- Entries with figure data:
+-------+
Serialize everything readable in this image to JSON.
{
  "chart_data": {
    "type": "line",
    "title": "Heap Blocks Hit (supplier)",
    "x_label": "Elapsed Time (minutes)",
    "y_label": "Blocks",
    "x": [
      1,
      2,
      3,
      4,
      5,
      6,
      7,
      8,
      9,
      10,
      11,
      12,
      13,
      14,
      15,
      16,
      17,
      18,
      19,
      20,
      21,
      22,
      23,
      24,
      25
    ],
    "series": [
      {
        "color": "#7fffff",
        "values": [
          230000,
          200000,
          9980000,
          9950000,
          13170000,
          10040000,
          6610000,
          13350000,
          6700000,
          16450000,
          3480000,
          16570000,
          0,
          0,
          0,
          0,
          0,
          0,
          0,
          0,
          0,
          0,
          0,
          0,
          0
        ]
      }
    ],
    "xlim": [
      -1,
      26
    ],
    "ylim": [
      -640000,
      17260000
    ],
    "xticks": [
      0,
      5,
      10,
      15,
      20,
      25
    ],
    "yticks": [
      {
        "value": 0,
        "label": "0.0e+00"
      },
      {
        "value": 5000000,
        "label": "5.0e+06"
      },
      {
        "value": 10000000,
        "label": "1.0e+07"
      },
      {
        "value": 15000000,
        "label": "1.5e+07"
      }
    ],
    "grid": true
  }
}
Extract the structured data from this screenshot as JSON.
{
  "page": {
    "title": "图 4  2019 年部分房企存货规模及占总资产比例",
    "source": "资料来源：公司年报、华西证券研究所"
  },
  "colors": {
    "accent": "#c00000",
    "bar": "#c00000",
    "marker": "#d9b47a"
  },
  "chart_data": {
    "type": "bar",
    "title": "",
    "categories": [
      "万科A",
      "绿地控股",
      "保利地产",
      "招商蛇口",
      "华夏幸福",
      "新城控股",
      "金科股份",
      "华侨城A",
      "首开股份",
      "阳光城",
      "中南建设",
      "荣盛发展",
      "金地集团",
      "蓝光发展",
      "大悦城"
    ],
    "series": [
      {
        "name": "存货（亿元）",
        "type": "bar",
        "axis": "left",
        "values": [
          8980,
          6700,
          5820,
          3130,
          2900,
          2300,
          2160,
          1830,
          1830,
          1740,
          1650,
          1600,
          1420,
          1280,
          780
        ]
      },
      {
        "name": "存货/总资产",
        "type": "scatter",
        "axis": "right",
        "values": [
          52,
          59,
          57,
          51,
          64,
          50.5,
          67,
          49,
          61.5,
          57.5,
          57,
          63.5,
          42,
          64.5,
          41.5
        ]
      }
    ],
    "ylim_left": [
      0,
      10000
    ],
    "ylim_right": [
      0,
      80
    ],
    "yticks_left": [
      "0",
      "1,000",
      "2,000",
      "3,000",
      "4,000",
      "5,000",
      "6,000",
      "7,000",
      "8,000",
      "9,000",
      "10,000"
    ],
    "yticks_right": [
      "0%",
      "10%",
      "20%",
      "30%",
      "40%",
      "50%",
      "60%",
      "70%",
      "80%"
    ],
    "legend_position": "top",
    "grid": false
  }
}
+-------+
- WHAT YOU ARE ASKED TO DO:
Go through the data and gather every line that holds "this".

- CORRECT OUTPUT:
Serialize everything readable in this image to JSON.
Extract the structured data from this screenshot as JSON.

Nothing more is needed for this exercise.